- [SHORT PROBLEM]
Each line below should be reproduced without any alteration.

- [GIVEN RECORDS]
- - -

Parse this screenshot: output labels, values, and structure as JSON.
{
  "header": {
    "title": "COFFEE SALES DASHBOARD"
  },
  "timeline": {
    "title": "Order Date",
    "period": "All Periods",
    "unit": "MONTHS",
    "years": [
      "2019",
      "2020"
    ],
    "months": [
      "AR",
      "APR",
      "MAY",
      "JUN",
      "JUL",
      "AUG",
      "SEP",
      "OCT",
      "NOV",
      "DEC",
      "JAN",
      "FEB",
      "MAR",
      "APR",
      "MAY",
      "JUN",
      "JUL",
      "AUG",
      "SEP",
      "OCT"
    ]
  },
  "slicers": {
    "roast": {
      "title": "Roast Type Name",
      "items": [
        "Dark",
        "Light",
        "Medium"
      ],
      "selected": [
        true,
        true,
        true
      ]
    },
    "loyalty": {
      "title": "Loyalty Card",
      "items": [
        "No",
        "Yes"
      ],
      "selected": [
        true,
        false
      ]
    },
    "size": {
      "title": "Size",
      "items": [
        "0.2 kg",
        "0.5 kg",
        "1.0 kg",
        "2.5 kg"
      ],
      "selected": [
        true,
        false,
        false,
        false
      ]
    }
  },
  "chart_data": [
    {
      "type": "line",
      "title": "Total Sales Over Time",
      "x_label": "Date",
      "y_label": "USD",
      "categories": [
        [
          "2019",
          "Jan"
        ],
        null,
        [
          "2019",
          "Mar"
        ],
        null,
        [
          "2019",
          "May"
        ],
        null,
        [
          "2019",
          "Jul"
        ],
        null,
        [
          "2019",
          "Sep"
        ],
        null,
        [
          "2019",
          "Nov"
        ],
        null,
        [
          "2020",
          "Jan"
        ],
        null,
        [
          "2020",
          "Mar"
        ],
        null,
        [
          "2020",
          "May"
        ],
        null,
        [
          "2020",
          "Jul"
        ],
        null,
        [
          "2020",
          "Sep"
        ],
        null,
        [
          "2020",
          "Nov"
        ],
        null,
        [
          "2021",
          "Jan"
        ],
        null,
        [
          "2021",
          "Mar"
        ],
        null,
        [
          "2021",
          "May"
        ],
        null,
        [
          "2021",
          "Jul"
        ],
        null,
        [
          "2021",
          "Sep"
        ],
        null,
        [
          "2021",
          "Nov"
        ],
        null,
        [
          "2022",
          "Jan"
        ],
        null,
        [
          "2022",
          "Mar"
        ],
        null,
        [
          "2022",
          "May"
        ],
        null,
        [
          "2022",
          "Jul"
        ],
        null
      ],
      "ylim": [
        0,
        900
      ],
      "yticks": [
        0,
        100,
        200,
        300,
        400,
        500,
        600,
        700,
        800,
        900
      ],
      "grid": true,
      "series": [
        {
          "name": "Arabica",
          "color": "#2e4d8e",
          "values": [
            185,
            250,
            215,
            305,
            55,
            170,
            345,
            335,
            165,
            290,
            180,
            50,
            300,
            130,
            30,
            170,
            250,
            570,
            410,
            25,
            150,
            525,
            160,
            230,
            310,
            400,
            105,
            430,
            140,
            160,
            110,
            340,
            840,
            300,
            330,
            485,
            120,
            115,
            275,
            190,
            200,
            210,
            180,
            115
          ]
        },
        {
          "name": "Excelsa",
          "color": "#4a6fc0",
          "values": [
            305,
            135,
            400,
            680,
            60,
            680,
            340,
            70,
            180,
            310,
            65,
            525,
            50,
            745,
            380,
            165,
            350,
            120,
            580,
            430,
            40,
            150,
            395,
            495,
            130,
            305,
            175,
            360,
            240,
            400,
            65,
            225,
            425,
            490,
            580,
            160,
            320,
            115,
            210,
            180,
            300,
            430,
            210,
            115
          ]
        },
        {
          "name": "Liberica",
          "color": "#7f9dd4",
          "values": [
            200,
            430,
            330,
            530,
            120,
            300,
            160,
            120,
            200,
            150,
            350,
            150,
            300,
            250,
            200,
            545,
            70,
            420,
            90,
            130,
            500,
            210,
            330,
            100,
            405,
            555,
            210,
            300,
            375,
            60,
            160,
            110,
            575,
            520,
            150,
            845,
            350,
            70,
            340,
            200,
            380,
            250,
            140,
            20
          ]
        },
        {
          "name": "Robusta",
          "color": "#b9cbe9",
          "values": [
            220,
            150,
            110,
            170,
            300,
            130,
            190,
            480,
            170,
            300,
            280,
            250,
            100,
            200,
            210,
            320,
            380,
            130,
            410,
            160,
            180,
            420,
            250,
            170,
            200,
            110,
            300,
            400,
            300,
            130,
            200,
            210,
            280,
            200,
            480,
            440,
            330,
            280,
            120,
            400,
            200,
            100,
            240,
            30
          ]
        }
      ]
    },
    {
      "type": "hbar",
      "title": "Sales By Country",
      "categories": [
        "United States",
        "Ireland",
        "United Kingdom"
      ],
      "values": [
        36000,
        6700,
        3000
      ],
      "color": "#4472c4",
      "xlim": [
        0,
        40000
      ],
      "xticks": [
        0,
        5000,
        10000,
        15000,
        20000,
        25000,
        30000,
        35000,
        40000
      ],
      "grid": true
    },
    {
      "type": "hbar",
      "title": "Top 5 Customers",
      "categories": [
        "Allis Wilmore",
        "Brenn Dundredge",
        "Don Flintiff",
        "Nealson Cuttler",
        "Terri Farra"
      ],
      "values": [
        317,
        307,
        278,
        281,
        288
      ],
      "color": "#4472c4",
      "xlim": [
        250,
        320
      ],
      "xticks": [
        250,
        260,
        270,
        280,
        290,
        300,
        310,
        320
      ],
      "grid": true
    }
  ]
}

- - -

- [TASK RESPONSE]
Parse this screenshot: output labels, values, and structure as JSON.
{
  "header": {
    "title": "COFFEE SALES DASHBOARD"
  },
  "timeline": {
    "title": "Order Date",
    "period": "All Periods",
    "unit": "MONTHS",
    "years": [
      "2019",
      "2020"
    ],
    "months": [
      "AR",
      "APR",
      "MAY",
      "JUN",
      "JUL",
      "AUG",
      "SEP",
      "OCT",
      "NOV",
      "DEC",
      "JAN",
      "FEB",
      "MAR",
      "APR",
      "MAY",
      "JUN",
      "JUL",
      "AUG",
      "SEP",
      "OCT"
    ]
  },
  "slicers": {
    "roast": {
      "title": "Roast Type Name",
      "items": [
        "Dark",
        "Light",
        "Medium"
      ],
      "selected": [
        true,
        true,
        true
      ]
    },
    "loyalty": {
      "title": "Loyalty Card",
      "items": [
        "No",
        "Yes"
      ],
      "selected": [
        true,
        false
      ]
    },
    "size": {
      "title": "Size",
      "items": [
        "0.2 kg",
        "0.5 kg",
        "1.0 kg",
        "2.5 kg"
      ],
      "selected": [
        true,
        false,
        false,
        false
      ]
    }
  },
  "chart_data": [
    {
      "type": "line",
      "title": "Total Sales Over Time",
      "x_label": "Date",
      "y_label": "USD",
      "categories": [
        [
          "2019",
          "Jan"
        ],
        null,
        [
          "2019",
          "Mar"
        ],
        null,
        [
          "2019",
          "May"
        ],
        null,
        [
          "2019",
          "Jul"
        ],
        null,
        [
          "2019",
          "Sep"
        ],
        null,
        [
          "2019",
          "Nov"
        ],
        null,
        [
          "2020",
          "Jan"
        ],
        null,
        [
          "2020",
          "Mar"
        ],
        null,
        [
          "2020",
          "May"
        ],
        null,
        [
          "2020",
          "Jul"
        ],
        null,
        [
          "2020",
          "Sep"
        ],
        null,
        [
          "2020",
          "Nov"
        ],
        null,
        [
          "2021",
          "Jan"
        ],
        null,
        [
          "2021",
          "Mar"
        ],
        null,
        [
          "2021",
          "May"
        ],
        null,
        [
          "2021",
          "Jul"
        ],
        null,
        [
          "2021",
          "Sep"
        ],
        null,
        [
          "2021",
          "Nov"
        ],
        null,
        [
          "2022",
          "Jan"
        ],
        null,
        [
          "2022",
          "Mar"
        ],
        null,
        [
          "2022",
          "May"
        ],
        null,
        [
          "2022",
          "Jul"
        ],
        null
      ],
      "ylim": [
        0,
        900
      ],
      "yticks": [
        0,
        100,
        200,
        300,
        400,
        500,
        600,
        700,
        800,
        900
      ],
      "grid": true,
      "series": [
        {
          "name": "Arabica",
          "color": "#2e4d8e",
          "values": [
            185,
            250,
            215,
            305,
            55,
            170,
            345,
            335,
            165,
            290,
            180,
            50,
            300,
            130,
            30,
            170,
            250,
            570,
            410,
            25,
            150,
            525,
            160,
            230,
            310,
            400,
            105,
            430,
            140,
            160,
            110,
            340,
            840,
            300,
            330,
            485,
            120,
            115,
            275,
            190,
            200,
            210,
            180,
            115
          ]
        },
        {
          "name": "Excelsa",
          "color": "#4a6fc0",
          "values": [
            305,
            135,
            400,
            680,
            60,
            680,
            340,
            70,
            180,
            310,
            65,
            525,
            50,
            745,
            380,
            165,
            350,
            120,
            580,
            430,
            40,
            150,
            395,
            495,
            130,
            305,
            175,
            360,
            240,
            400,
            65,
            225,
            425,
            490,
            580,
            160,
            320,
            115,
            210,
            180,
            300,
            430,
            210,
            115
          ]
        },
        {
          "name": "Liberica",
          "color": "#7f9dd4",
          "values": [
            200,
            430,
            330,
            530,
            120,
            300,
            160,
            120,
            200,
            150,
            350,
            150,
            300,
            250,
            200,
            545,
            70,
            420,
            90,
            130,
            500,
            210,
            330,
            100,
            405,
            555,
            210,
            300,
            375,
            60,
            160,
            110,
            575,
            520,
            150,
            845,
            350,
            70,
            340,
            200,
            380,
            250,
            140,
            20
          ]
        },
        {
          "name": "Robusta",
          "color": "#b9cbe9",
          "values": [
            220,
            150,
            110,
            170,
            300,
            130,
            190,
            480,
            170,
            300,
            280,
            250,
            100,
            200,
            210,
            320,
            380,
            130,
            410,
            160,
            180,
            420,
            250,
            170,
            200,
            110,
            300,
            400,
            300,
            130,
            200,
            210,
            280,
            200,
            480,
            440,
            330,
            280,
            120,
            400,
            200,
            100,
            240,
            30
          ]
        }
      ]
    },
    {
      "type": "hbar",
      "title": "Sales By Country",
      "categories": [
        "United States",
        "Ireland",
        "United Kingdom"
      ],
      "values": [
        36000,
        6700,
        3000
      ],
      "color": "#4472c4",
      "xlim": [
        0,
        40000
      ],
      "xticks": [
        0,
        5000,
        10000,
        15000,
        20000,
        25000,
        30000,
        35000,
        40000
      ],
      "grid": true
    },
    {
      "type": "hbar",
      "title": "Top 5 Customers",
      "categories": [
        "Allis Wilmore",
        "Brenn Dundredge",
        "Don Flintiff",
        "Nealson Cuttler",
        "Terri Farra"
      ],
      "values": [
        317,
        307,
        278,
        281,
        288
      ],
      "color": "#4472c4",
      "xlim": [
        250,
        320
      ],
      "xticks": [
        250,
        260,
        270,
        280,
        290,
        300,
        310,
        320
      ],
      "grid": true
    }
  ]
}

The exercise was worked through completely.